Look through the records below, and copy out every line that holds the string "from".

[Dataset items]
# # # # # # #
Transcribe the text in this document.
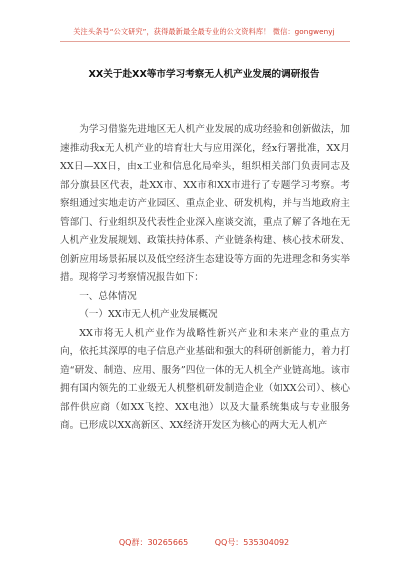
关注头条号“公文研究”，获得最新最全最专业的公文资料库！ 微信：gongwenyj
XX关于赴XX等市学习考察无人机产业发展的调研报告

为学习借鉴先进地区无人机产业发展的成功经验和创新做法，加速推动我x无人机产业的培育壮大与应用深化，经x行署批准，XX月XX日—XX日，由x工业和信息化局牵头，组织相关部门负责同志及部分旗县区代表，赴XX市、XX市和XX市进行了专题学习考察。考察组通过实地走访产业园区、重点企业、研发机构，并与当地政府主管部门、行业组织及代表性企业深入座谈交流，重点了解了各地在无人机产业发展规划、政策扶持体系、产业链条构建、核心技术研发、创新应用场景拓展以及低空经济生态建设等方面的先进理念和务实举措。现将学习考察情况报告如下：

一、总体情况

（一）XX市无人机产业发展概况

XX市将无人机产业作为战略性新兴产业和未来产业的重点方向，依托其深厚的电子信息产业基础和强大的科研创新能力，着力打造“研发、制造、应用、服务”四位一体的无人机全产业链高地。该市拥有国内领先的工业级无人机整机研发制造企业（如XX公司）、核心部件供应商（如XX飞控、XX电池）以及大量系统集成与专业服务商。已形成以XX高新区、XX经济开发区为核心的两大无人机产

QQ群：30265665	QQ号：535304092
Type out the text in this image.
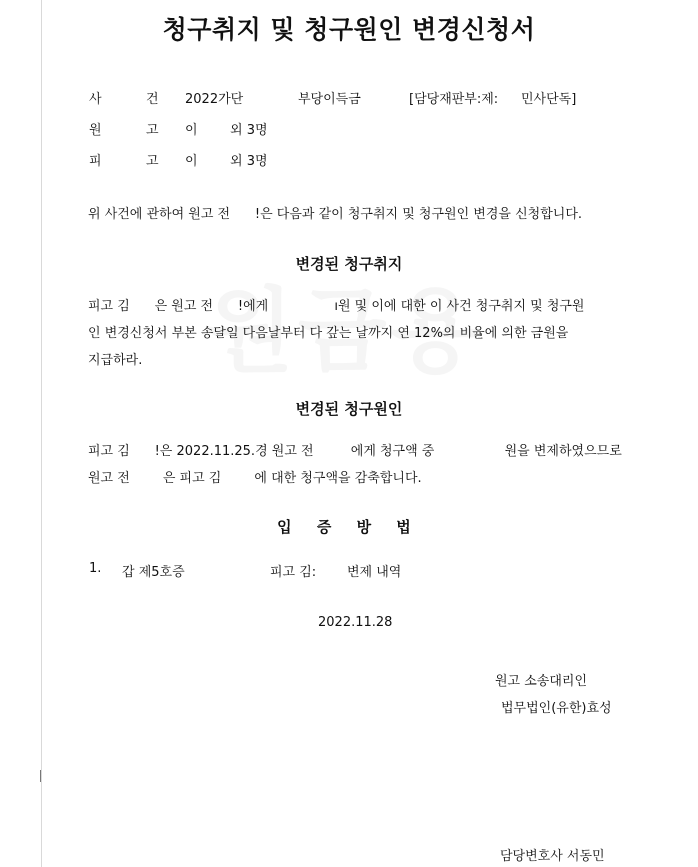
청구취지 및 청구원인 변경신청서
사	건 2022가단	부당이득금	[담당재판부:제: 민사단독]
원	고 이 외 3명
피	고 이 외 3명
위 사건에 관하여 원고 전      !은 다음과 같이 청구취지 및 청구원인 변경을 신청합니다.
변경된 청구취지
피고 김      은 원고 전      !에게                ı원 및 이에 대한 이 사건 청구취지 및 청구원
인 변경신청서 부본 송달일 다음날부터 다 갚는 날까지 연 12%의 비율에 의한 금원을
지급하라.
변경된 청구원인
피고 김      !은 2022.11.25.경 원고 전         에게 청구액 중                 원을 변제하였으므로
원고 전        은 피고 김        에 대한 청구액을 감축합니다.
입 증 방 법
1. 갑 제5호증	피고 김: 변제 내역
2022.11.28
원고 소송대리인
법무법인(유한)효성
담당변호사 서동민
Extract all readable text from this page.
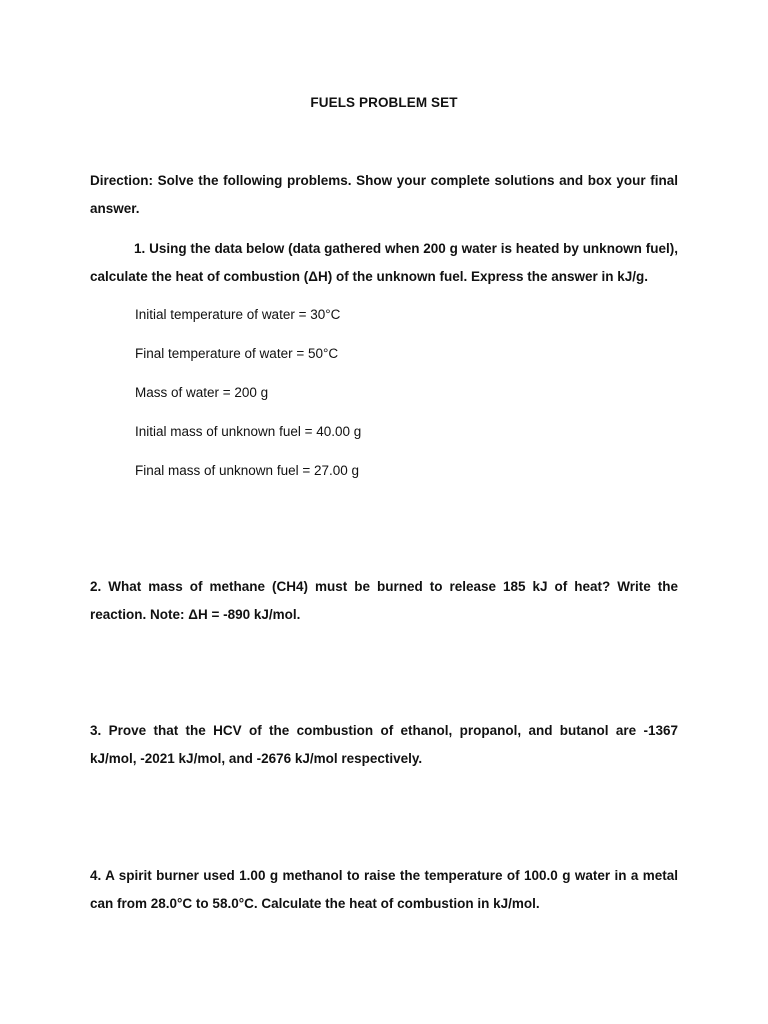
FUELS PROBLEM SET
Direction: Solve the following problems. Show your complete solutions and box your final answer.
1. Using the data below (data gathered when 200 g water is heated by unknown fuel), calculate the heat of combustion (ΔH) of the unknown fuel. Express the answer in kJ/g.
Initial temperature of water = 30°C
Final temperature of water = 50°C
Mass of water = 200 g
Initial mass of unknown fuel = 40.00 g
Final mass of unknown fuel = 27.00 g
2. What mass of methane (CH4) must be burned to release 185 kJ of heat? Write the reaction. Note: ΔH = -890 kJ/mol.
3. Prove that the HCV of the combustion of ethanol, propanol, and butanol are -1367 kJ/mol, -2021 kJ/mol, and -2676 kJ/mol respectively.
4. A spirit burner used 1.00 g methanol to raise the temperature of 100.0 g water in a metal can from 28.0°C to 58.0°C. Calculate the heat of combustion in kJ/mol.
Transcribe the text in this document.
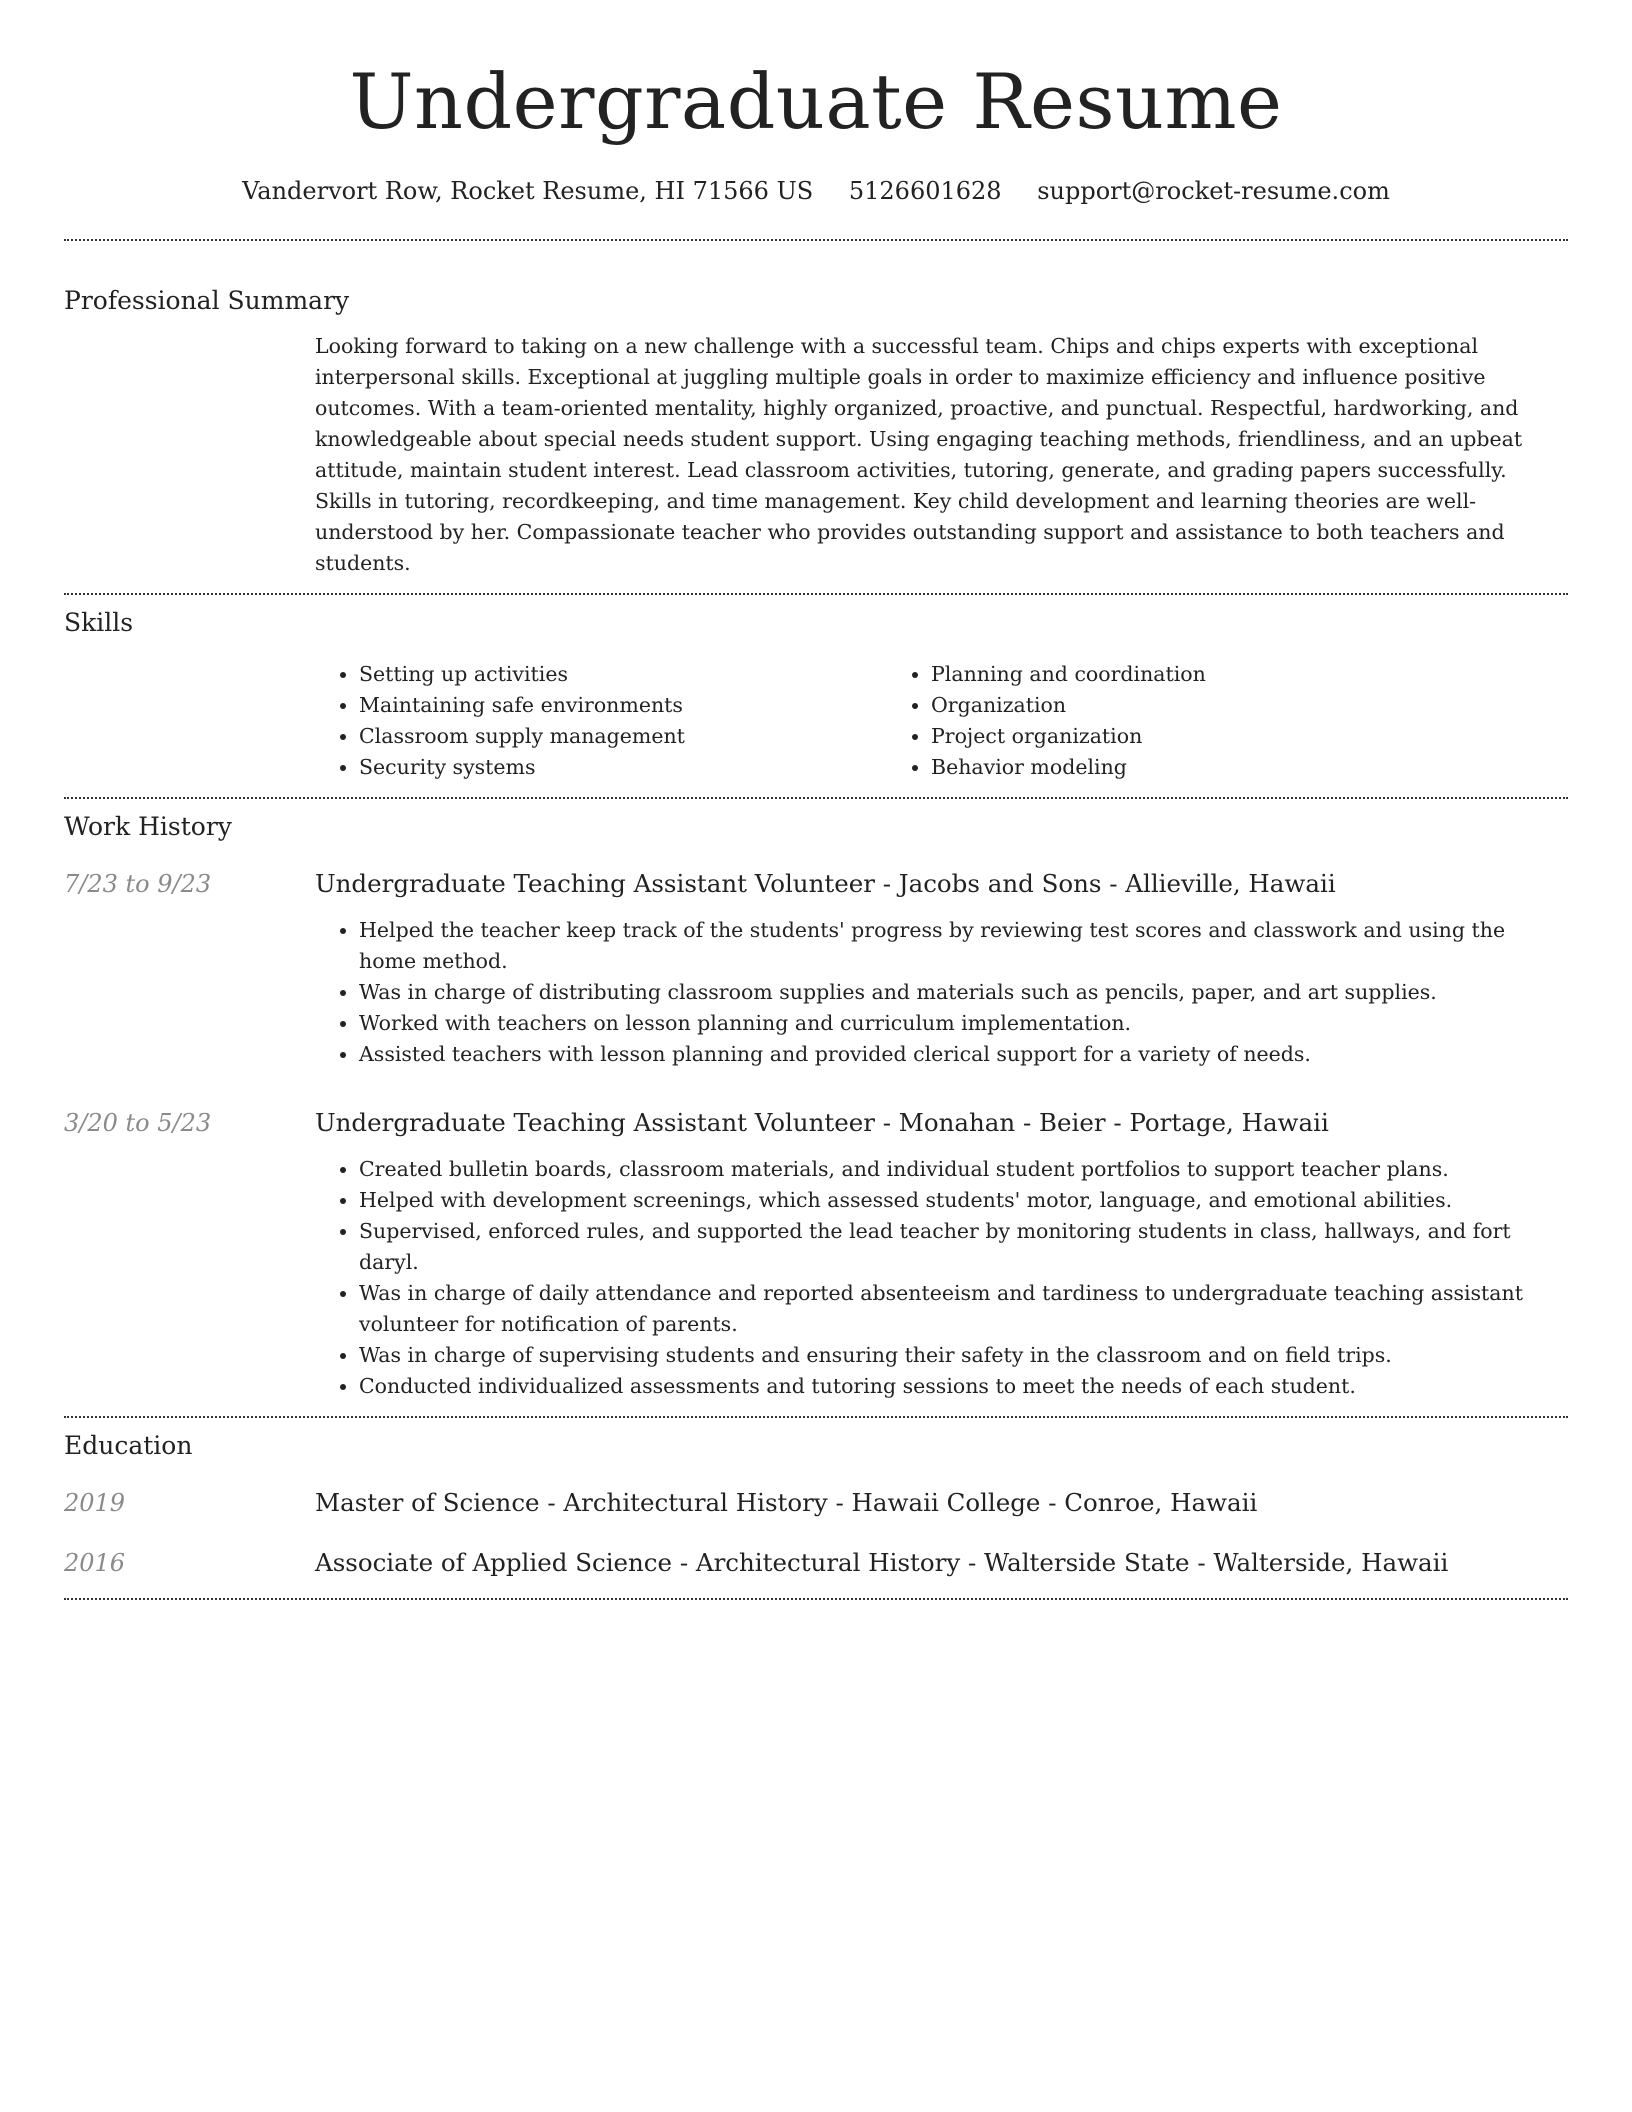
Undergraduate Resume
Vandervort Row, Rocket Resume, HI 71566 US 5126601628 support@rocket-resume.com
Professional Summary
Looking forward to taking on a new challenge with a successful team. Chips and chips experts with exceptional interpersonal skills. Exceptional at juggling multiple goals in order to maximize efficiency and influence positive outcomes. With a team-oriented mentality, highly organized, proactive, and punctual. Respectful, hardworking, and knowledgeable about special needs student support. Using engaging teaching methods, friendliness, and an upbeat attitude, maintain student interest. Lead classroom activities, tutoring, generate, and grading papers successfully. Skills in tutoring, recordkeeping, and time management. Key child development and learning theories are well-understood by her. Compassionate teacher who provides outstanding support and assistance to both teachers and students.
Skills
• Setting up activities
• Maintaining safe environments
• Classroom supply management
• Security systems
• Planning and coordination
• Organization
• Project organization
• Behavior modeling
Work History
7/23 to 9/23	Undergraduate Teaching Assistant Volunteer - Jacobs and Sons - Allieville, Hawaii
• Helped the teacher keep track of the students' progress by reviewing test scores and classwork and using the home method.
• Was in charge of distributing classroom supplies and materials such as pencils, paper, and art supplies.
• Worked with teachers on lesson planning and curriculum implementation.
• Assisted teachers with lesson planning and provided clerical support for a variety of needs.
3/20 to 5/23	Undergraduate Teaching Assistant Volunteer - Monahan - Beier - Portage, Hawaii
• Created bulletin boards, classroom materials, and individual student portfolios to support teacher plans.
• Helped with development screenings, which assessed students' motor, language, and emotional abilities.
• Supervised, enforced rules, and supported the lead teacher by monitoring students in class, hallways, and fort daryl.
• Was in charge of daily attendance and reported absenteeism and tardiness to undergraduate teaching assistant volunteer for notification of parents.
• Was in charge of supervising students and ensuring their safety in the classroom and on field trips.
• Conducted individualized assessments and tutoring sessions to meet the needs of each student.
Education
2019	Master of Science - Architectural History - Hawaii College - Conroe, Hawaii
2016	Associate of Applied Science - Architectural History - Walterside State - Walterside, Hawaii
# # # # # # #
## Output of the task
Extract all readable text from this page.
4. A spirit burner used 1.00 g methanol to raise the temperature of 100.0 g water in a metal can from 28.0°C to 58.0°C. Calculate the heat of combustion in kJ/mol.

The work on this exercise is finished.